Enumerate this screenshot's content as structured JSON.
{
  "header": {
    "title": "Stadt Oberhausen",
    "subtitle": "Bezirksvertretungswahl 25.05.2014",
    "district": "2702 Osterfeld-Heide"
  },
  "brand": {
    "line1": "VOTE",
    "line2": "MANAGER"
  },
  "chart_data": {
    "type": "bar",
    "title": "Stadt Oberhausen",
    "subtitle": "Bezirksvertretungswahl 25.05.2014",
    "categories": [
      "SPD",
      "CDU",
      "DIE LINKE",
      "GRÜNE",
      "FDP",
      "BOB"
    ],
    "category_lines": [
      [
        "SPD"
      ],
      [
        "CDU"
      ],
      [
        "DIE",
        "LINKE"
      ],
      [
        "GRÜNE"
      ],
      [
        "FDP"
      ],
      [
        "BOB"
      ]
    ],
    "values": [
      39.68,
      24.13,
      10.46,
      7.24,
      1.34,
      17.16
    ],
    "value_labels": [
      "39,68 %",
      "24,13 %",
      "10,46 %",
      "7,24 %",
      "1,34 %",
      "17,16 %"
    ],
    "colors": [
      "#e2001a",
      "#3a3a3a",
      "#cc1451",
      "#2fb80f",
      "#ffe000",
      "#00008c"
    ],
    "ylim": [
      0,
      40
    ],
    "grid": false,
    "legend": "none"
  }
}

◆ **Exercise**:
Return every record, word for word.

◆ **Exercise answer**:
Enumerate this screenshot's content as structured JSON.
{
  "header": {
    "title": "Stadt Oberhausen",
    "subtitle": "Bezirksvertretungswahl 25.05.2014",
    "district": "2702 Osterfeld-Heide"
  },
  "brand": {
    "line1": "VOTE",
    "line2": "MANAGER"
  },
  "chart_data": {
    "type": "bar",
    "title": "Stadt Oberhausen",
    "subtitle": "Bezirksvertretungswahl 25.05.2014",
    "categories": [
      "SPD",
      "CDU",
      "DIE LINKE",
      "GRÜNE",
      "FDP",
      "BOB"
    ],
    "category_lines": [
      [
        "SPD"
      ],
      [
        "CDU"
      ],
      [
        "DIE",
        "LINKE"
      ],
      [
        "GRÜNE"
      ],
      [
        "FDP"
      ],
      [
        "BOB"
      ]
    ],
    "values": [
      39.68,
      24.13,
      10.46,
      7.24,
      1.34,
      17.16
    ],
    "value_labels": [
      "39,68 %",
      "24,13 %",
      "10,46 %",
      "7,24 %",
      "1,34 %",
      "17,16 %"
    ],
    "colors": [
      "#e2001a",
      "#3a3a3a",
      "#cc1451",
      "#2fb80f",
      "#ffe000",
      "#00008c"
    ],
    "ylim": [
      0,
      40
    ],
    "grid": false,
    "legend": "none"
  }
}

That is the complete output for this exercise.